• [Stated exercise]
State the count of lines below in which the word "Thausing" appears, and add nothing.

==== Dataset records

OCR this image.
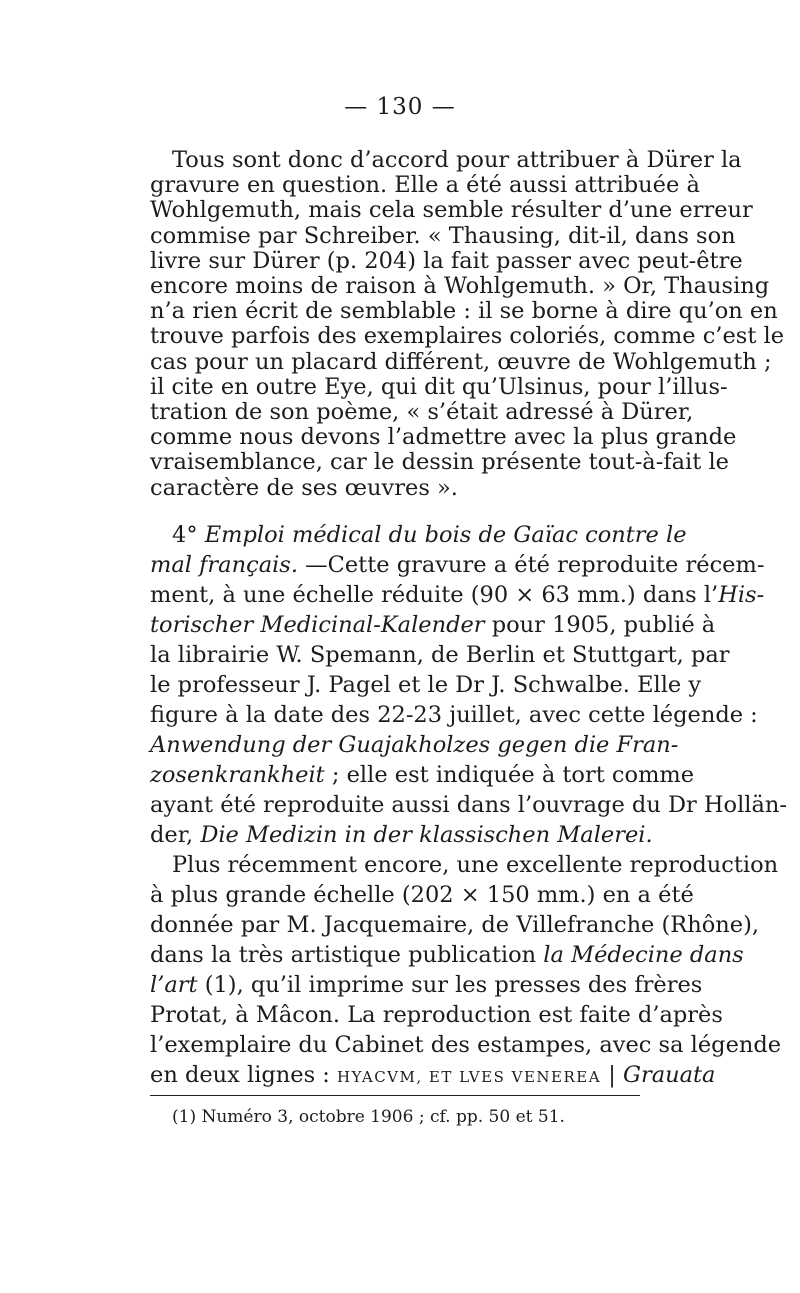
— 130 —
Tous sont donc d’accord pour attribuer à Dürer la
gravure en question. Elle a été aussi attribuée à
Wohlgemuth, mais cela semble résulter d’une erreur
commise par Schreiber. « Thausing, dit-il, dans son
livre sur Dürer (p. 204) la fait passer avec peut-être
encore moins de raison à Wohlgemuth. » Or, Thausing
n’a rien écrit de semblable : il se borne à dire qu’on en
trouve parfois des exemplaires coloriés, comme c’est le
cas pour un placard différent, œuvre de Wohlgemuth ;
il cite en outre Eye, qui dit qu’Ulsinus, pour l’illus-
tration de son poème, « s’était adressé à Dürer,
comme nous devons l’admettre avec la plus grande
vraisemblance, car le dessin présente tout-à-fait le
caractère de ses œuvres ».
4° Emploi médical du bois de Gaïac contre le
mal français. —Cette gravure a été reproduite récem-
ment, à une échelle réduite (90 × 63 mm.) dans l’His-
torischer Medicinal-Kalender pour 1905, publié à
la librairie W. Spemann, de Berlin et Stuttgart, par
le professeur J. Pagel et le Dr J. Schwalbe. Elle y
figure à la date des 22-23 juillet, avec cette légende :
Anwendung der Guajakholzes gegen die Fran-
zosenkrankheit ; elle est indiquée à tort comme
ayant été reproduite aussi dans l’ouvrage du Dr Hollän-
der, Die Medizin in der klassischen Malerei.
Plus récemment encore, une excellente reproduction
à plus grande échelle (202 × 150 mm.) en a été
donnée par M. Jacquemaire, de Villefranche (Rhône),
dans la très artistique publication la Médecine dans
l’art (1), qu’il imprime sur les presses des frères
Protat, à Mâcon. La reproduction est faite d’après
l’exemplaire du Cabinet des estampes, avec sa légende
en deux lignes : HYACVM, ET LVES VENEREA | Grauata
(1) Numéro 3, octobre 1906 ; cf. pp. 50 et 51.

========

• [The completed task]
2